◆ **YOUR GOAL**:
Scan the material that follows. Copy every line containing the word "ggscore".

>>>

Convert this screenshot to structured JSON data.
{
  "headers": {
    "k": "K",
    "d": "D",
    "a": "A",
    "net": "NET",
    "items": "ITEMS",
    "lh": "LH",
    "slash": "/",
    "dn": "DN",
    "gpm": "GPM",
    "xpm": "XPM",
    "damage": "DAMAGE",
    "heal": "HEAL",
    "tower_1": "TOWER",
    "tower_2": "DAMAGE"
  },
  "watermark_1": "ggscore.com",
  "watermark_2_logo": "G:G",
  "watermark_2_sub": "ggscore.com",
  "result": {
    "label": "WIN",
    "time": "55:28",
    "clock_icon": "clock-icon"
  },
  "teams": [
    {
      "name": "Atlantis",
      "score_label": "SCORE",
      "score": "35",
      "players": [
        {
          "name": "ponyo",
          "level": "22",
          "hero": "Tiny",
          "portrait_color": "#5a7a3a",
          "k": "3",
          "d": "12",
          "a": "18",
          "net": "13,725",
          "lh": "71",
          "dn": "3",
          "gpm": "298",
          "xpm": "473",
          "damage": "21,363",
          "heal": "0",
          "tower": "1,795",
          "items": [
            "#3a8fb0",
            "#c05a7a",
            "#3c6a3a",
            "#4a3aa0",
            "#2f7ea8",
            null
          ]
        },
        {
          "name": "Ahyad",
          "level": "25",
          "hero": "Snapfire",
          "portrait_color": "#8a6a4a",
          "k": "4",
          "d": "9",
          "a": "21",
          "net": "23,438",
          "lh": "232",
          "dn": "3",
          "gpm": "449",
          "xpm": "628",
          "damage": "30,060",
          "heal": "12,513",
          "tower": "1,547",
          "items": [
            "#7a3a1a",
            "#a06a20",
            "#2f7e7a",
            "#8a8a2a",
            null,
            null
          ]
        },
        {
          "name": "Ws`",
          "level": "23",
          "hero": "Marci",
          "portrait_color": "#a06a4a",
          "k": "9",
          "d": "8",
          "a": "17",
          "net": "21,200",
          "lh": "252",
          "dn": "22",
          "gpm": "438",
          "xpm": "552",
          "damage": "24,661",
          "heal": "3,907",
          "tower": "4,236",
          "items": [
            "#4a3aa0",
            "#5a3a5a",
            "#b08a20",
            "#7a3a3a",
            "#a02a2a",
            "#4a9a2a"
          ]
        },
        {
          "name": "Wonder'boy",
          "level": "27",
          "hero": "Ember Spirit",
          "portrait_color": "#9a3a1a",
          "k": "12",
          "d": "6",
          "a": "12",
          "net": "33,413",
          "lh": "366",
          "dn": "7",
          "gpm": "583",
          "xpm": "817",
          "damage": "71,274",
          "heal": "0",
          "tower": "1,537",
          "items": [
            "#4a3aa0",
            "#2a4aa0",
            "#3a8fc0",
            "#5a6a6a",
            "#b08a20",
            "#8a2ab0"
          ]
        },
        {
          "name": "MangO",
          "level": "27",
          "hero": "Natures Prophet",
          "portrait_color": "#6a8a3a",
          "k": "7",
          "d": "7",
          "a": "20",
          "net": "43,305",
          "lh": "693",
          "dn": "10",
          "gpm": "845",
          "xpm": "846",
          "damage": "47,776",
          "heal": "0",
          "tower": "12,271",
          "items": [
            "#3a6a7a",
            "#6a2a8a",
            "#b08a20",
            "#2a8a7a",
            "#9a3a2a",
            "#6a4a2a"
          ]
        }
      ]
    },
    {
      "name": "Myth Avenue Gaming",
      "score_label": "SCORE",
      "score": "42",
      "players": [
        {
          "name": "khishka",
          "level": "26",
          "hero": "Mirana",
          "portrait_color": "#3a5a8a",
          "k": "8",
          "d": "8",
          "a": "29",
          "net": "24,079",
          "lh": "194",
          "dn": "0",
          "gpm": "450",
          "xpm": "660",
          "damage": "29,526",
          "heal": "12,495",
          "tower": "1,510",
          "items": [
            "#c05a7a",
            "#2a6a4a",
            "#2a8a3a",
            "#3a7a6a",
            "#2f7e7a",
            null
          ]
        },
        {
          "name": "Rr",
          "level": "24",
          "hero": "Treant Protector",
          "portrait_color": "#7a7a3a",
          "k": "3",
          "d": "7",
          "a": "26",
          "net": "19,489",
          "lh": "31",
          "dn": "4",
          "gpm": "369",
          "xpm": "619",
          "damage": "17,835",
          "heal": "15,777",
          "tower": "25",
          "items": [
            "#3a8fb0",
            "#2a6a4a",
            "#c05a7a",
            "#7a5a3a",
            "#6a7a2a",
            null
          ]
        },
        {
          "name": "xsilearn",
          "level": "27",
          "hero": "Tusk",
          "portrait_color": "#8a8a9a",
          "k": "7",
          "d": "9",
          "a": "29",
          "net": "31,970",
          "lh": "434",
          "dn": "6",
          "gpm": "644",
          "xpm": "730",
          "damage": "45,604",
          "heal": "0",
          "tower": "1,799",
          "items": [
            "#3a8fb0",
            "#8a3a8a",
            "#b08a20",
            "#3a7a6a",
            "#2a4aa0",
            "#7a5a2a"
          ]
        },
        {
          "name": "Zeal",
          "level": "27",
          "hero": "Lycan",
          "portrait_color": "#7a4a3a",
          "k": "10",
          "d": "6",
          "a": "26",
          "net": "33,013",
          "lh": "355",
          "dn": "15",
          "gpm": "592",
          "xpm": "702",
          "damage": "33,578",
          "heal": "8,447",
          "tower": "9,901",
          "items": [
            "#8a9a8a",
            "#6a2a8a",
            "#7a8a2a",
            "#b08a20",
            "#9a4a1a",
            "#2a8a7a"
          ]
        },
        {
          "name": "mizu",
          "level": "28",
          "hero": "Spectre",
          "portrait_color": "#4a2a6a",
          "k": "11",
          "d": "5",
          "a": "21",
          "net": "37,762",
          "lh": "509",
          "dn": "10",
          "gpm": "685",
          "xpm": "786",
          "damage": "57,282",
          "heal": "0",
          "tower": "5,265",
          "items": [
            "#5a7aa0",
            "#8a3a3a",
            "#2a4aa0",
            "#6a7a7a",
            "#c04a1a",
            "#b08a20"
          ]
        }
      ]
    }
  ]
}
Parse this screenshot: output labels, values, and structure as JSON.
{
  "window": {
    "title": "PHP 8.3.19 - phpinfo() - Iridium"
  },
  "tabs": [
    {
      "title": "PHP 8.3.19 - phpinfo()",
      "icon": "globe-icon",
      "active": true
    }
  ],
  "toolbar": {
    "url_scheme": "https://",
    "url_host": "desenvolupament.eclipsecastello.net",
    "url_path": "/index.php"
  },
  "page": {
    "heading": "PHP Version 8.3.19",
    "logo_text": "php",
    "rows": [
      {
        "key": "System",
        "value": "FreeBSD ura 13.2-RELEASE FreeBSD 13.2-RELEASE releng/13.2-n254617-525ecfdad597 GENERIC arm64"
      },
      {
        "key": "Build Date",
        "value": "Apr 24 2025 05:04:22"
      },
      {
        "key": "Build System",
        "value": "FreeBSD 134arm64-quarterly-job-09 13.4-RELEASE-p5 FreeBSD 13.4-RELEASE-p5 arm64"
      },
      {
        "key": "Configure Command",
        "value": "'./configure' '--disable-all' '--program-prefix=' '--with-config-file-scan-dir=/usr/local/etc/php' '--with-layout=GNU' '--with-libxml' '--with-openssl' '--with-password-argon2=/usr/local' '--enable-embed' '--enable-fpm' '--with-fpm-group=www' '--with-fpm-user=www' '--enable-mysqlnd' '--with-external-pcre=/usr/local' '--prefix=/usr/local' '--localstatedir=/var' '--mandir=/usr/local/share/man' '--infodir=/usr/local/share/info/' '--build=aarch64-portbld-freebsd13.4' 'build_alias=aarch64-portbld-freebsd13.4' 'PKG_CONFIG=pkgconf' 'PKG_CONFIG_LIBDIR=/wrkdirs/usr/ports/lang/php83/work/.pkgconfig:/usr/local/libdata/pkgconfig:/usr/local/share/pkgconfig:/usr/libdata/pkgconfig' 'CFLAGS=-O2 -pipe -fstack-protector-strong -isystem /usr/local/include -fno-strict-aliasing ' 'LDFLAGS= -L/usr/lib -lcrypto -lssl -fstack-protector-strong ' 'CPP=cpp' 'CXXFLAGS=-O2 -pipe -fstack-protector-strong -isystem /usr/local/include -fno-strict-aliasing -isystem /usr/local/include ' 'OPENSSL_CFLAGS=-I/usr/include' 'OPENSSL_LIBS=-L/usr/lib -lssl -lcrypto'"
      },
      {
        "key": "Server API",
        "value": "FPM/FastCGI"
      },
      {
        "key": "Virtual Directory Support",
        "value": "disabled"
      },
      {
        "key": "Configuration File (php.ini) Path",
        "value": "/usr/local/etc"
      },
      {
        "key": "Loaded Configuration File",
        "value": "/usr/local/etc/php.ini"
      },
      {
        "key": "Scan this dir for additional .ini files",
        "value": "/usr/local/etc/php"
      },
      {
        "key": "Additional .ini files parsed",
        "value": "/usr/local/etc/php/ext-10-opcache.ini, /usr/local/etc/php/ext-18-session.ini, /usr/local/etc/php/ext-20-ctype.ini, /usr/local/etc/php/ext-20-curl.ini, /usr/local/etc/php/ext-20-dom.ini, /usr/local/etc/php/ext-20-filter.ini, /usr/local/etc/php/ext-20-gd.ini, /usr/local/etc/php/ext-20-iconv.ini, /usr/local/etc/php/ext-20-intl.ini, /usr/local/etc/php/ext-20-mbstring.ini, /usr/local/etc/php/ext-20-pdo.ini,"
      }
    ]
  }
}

<<<

◆ **PROBLEM SOLUTION**:
  "watermark_1": "ggscore.com",
  "watermark_2_sub": "ggscore.com",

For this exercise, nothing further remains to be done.